> Material supplied
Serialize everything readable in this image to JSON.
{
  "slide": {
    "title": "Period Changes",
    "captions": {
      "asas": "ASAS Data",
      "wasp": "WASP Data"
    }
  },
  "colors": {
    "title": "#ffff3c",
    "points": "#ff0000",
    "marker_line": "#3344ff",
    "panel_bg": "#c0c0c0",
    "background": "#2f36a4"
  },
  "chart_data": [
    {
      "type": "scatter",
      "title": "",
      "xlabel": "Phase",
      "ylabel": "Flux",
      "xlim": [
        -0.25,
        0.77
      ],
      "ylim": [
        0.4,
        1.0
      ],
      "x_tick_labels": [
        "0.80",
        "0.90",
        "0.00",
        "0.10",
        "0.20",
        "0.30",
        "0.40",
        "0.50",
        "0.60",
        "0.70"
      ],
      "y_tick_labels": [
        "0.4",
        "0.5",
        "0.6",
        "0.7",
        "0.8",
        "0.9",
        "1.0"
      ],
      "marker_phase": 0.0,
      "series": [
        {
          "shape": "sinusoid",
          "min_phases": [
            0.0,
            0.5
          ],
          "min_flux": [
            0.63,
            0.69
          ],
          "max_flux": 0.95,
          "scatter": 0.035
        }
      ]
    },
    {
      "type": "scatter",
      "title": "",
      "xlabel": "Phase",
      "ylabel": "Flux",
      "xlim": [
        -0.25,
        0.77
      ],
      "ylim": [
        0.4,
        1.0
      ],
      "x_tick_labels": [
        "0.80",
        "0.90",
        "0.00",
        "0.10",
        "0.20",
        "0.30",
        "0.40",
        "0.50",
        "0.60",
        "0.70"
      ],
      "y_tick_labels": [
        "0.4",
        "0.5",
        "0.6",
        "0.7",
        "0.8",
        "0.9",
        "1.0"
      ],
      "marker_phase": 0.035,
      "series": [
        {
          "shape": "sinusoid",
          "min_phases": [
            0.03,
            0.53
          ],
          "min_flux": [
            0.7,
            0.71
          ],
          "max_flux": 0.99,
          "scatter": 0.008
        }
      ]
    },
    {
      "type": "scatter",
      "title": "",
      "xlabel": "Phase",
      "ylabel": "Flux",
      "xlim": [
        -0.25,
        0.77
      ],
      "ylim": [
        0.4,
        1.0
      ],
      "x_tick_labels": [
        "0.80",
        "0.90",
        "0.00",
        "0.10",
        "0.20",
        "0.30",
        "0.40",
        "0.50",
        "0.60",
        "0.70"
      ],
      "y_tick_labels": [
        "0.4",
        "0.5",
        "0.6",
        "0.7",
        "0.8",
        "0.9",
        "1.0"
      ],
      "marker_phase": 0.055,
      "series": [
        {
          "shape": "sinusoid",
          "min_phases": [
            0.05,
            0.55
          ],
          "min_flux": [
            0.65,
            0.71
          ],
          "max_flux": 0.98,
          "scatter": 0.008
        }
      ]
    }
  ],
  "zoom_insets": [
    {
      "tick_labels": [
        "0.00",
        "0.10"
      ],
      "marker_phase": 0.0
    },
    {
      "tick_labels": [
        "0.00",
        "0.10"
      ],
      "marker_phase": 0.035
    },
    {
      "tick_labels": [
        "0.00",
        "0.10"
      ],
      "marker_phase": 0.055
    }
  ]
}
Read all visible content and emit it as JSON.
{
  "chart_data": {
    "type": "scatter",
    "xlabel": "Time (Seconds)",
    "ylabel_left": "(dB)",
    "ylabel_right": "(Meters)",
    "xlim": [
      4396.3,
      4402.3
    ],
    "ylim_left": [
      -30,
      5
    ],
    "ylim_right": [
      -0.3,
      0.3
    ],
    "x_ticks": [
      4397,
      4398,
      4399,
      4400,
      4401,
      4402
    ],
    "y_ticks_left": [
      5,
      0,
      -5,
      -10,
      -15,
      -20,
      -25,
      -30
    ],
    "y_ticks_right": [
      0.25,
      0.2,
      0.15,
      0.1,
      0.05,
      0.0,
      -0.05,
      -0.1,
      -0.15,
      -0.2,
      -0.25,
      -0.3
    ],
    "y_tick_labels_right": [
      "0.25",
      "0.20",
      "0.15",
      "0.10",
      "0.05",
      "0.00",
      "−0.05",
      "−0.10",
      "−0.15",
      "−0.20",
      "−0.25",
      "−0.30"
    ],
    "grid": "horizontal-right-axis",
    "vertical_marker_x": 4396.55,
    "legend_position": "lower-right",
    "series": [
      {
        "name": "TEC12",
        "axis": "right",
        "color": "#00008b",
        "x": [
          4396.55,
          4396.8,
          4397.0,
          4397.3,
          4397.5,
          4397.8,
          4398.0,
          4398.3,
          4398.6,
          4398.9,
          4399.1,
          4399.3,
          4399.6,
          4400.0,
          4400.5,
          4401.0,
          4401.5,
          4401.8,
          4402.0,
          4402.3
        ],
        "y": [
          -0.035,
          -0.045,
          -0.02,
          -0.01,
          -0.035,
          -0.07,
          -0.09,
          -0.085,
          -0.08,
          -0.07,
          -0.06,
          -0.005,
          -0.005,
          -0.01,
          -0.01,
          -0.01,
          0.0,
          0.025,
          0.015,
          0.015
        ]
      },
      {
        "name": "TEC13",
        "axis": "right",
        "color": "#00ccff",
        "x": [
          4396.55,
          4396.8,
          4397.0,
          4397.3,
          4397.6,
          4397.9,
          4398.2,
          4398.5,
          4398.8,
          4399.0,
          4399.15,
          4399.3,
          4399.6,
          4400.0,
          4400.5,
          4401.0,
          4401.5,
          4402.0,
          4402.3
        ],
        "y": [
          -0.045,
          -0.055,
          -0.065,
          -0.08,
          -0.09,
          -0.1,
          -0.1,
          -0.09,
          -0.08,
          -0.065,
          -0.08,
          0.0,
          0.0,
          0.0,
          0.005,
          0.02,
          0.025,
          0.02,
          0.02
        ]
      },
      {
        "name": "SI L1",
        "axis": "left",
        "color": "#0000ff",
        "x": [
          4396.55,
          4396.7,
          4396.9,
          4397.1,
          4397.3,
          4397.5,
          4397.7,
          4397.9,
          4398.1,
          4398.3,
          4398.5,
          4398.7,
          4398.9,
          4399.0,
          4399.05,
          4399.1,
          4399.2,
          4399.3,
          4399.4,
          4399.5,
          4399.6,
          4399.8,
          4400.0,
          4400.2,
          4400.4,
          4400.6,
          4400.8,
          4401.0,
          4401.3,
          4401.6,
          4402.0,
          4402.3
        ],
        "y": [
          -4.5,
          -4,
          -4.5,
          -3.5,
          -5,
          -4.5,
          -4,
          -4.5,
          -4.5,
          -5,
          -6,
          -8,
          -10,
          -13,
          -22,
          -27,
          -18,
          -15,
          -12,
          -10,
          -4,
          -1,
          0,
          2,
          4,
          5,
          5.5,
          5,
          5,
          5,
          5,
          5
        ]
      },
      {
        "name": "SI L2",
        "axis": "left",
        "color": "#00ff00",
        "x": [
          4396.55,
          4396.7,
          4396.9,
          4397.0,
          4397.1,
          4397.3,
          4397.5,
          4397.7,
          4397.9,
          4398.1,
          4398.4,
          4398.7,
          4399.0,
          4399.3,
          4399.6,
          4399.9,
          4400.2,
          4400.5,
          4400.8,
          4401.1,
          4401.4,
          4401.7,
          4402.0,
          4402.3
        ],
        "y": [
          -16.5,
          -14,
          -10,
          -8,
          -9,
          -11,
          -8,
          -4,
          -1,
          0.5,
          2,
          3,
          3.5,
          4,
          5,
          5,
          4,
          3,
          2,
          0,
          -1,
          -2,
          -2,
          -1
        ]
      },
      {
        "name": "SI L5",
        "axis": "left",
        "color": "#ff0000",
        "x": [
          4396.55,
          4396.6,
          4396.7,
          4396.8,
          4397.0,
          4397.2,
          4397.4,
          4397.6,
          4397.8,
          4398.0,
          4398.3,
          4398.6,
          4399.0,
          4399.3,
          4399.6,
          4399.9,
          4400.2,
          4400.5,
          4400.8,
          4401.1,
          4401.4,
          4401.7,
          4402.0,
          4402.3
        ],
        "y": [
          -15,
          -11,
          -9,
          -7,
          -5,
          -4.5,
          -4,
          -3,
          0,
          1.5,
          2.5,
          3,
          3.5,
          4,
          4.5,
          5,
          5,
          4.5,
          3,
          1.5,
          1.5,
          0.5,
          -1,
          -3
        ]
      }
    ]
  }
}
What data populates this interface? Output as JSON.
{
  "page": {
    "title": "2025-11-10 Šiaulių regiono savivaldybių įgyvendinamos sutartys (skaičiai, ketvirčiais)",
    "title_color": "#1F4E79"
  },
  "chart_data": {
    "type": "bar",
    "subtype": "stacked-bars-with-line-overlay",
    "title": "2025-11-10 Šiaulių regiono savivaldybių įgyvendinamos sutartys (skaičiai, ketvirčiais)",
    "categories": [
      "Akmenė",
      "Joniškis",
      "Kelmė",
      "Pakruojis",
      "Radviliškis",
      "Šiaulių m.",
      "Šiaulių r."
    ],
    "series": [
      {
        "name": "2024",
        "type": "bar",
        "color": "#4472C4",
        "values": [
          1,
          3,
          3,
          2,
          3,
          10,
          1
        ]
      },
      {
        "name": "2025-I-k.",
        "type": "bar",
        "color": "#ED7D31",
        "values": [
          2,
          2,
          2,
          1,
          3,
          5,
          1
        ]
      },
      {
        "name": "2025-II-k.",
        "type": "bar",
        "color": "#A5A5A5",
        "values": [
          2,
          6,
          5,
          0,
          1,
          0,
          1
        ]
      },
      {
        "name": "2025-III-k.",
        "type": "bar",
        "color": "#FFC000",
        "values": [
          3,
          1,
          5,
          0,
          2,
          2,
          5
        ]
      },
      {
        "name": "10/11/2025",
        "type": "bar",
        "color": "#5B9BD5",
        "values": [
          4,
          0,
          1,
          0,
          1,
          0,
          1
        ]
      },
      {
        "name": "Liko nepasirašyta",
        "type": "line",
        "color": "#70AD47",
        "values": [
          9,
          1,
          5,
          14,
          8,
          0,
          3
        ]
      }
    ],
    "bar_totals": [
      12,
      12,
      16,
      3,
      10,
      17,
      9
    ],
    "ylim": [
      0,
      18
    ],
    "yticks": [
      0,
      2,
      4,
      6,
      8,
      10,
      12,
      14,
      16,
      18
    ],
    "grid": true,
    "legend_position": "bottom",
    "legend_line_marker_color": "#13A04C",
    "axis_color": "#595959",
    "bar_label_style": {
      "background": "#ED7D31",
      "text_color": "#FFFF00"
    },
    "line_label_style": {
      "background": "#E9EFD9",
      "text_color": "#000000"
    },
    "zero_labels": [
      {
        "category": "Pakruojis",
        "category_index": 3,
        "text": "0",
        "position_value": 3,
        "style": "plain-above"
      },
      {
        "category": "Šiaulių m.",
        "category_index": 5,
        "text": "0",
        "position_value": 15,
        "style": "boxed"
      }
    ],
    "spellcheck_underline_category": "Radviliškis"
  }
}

> To be done
Gather each line in the data that holds the string "Šiaulių".

> Complete output
    "title": "2025-11-10 Šiaulių regiono savivaldybių įgyvendinamos sutartys (skaičiai, ketvirčiais)",
    "title": "2025-11-10 Šiaulių regiono savivaldybių įgyvendinamos sutartys (skaičiai, ketvirčiais)",
      "Šiaulių m.",
      "Šiaulių r."
        "category": "Šiaulių m.",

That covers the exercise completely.